To be done —
Note each line of the listing that contains the string "close", and copy it.

Supplied data —
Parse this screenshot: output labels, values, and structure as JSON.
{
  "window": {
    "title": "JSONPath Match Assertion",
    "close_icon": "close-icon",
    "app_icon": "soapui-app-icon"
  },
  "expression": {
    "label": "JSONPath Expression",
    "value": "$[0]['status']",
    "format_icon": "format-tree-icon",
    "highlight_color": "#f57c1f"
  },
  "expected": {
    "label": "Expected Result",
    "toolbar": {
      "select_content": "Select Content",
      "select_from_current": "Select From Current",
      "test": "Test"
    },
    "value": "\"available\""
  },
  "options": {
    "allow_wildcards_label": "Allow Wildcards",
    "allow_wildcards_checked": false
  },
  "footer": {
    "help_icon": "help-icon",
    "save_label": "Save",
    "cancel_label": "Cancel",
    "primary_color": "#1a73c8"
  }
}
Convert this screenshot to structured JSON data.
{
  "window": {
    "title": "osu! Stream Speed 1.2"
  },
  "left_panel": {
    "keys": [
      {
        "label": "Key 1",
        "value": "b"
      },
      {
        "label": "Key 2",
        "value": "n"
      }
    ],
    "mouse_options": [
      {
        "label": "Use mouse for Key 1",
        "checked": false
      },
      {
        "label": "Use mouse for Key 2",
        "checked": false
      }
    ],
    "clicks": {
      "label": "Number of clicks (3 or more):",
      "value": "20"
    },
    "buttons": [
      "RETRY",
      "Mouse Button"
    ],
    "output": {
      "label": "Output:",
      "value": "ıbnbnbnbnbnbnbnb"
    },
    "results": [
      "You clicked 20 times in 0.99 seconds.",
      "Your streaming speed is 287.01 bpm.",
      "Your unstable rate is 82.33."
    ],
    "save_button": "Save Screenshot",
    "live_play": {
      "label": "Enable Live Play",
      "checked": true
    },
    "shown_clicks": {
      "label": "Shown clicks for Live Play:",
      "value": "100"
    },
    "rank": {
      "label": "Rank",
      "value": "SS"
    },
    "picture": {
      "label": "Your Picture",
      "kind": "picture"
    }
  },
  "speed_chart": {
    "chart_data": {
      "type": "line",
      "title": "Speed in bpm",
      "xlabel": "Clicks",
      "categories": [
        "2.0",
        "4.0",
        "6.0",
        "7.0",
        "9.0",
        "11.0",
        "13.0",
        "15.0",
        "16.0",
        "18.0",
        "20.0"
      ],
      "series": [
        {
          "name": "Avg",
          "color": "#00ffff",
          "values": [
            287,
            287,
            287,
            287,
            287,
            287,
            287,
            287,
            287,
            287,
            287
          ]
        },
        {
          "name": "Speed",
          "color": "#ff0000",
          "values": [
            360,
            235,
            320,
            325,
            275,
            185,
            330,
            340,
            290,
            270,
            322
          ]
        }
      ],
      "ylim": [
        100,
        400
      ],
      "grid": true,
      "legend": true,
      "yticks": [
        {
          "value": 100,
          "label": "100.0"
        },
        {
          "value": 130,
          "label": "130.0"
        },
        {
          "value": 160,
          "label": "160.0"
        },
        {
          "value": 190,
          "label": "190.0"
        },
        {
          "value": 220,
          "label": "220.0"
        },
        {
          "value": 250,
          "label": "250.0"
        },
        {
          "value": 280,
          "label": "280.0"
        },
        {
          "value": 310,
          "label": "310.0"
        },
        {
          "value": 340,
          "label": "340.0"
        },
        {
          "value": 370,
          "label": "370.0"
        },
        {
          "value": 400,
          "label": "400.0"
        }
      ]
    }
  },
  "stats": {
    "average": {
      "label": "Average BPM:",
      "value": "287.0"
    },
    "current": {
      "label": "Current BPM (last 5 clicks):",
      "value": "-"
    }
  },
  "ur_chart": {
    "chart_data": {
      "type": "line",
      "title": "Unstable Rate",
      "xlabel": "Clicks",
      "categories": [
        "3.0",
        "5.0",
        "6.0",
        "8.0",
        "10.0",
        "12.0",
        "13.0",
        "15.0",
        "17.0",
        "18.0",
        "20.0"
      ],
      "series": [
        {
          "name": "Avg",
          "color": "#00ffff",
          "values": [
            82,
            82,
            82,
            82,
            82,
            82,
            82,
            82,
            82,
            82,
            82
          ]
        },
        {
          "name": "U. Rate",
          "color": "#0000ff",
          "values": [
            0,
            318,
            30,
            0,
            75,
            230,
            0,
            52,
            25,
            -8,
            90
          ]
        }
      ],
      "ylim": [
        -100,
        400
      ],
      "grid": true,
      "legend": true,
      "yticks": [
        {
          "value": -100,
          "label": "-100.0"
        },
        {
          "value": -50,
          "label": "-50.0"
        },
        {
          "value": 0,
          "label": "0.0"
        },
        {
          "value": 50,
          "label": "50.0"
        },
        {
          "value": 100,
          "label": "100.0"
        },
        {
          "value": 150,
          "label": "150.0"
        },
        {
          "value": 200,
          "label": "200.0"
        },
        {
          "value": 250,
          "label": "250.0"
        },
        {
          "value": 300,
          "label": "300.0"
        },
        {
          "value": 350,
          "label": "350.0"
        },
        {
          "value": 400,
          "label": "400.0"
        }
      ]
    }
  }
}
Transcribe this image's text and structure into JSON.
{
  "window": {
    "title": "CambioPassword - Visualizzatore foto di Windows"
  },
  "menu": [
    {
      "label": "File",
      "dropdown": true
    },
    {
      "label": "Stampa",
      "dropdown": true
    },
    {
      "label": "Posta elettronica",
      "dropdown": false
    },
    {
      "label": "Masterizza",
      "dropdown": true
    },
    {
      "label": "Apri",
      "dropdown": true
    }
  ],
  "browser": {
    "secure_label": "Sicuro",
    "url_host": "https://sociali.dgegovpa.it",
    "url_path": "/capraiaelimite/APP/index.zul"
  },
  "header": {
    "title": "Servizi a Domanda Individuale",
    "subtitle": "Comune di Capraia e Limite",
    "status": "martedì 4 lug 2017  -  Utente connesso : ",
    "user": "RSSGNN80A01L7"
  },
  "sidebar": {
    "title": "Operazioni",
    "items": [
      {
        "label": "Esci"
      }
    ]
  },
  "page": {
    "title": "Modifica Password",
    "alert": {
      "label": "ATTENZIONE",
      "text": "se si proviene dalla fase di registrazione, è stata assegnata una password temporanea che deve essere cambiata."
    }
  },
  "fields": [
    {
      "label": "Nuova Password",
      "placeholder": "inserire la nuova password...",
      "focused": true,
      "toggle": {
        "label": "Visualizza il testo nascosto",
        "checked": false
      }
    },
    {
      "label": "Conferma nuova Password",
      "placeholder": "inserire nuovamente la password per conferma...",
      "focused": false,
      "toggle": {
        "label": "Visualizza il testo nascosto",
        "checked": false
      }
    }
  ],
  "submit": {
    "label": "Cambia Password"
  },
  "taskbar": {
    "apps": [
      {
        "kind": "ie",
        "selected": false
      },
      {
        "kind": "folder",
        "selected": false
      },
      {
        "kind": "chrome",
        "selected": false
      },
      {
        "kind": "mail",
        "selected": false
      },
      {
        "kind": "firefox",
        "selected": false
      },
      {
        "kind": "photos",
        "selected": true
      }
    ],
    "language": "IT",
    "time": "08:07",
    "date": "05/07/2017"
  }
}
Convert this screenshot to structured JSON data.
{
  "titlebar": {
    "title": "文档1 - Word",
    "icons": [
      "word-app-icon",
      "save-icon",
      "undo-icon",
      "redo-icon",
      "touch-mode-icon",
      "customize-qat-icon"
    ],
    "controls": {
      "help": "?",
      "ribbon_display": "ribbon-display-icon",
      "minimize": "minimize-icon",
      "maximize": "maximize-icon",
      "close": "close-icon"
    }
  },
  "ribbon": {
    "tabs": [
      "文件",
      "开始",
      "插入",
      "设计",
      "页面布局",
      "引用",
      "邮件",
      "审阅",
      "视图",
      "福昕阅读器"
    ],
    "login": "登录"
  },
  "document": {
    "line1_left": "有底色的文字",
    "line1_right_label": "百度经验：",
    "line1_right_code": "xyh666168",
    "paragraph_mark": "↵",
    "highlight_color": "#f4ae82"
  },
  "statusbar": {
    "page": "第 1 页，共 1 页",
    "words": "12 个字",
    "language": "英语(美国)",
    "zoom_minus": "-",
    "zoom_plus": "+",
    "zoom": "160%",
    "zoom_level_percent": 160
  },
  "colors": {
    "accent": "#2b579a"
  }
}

Result of this exercise —
    "close_icon": "close-icon",
      "close": "close-icon"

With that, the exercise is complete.